* _Written exercise_
Single out the lines that include the word "download". Copy them.

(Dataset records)

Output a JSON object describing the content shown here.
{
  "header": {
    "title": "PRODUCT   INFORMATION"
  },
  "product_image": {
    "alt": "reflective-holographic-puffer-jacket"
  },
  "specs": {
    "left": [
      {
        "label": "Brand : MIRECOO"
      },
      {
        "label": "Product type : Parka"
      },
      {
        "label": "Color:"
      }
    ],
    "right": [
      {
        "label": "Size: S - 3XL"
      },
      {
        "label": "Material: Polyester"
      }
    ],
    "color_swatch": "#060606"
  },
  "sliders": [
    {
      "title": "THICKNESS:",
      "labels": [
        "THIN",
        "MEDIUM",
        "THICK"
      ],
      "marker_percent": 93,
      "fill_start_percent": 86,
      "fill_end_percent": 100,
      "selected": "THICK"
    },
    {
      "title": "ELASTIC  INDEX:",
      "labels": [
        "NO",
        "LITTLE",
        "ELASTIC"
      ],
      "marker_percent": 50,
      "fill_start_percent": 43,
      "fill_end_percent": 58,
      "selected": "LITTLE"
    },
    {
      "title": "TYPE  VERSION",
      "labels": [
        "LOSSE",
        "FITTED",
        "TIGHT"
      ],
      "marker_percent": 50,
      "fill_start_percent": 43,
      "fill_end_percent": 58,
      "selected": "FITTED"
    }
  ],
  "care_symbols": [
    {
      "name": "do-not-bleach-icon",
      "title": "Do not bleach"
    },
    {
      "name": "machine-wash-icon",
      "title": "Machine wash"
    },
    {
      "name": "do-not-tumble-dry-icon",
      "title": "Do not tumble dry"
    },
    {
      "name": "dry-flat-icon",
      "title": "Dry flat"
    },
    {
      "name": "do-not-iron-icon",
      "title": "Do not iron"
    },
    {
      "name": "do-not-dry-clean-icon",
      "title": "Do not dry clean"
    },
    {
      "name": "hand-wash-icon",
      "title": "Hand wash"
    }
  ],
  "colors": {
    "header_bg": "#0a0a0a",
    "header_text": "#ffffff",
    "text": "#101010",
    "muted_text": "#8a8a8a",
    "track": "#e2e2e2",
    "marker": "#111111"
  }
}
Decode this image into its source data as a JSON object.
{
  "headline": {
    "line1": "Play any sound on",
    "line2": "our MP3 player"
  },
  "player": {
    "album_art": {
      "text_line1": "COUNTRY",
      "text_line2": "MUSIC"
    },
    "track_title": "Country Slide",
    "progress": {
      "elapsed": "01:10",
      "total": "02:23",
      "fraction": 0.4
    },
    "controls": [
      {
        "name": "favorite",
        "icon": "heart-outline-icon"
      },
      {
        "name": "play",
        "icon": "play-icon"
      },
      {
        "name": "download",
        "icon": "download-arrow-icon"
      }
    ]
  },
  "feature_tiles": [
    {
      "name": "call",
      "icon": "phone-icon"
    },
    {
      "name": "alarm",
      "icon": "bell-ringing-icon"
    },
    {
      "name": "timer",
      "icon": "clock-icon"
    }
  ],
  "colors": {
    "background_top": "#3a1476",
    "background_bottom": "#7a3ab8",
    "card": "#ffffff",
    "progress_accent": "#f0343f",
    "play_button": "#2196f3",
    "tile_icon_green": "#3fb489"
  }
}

* _Result_
        "name": "download",
        "icon": "download-arrow-icon"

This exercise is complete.